== Dataset records ==
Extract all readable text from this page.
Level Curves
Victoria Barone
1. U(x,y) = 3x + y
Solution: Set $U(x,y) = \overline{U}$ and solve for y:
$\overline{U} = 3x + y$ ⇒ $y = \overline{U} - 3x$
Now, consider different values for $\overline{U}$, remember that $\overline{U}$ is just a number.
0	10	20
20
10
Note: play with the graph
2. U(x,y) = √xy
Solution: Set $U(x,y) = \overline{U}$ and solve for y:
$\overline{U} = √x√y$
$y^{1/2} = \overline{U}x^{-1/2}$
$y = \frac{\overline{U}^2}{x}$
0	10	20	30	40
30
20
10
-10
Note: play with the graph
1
===
* _What to do_
Only lines that contain the word "overline" are wanted; copy each of them.

* _Result_
Solution: Set $U(x,y) = \overline{U}$ and solve for y:
$\overline{U} = 3x + y$ ⇒ $y = \overline{U} - 3x$
Now, consider different values for $\overline{U}$, remember that $\overline{U}$ is just a number.
Solution: Set $U(x,y) = \overline{U}$ and solve for y:
$\overline{U} = √x√y$
$y^{1/2} = \overline{U}x^{-1/2}$
$y = \frac{\overline{U}^2}{x}$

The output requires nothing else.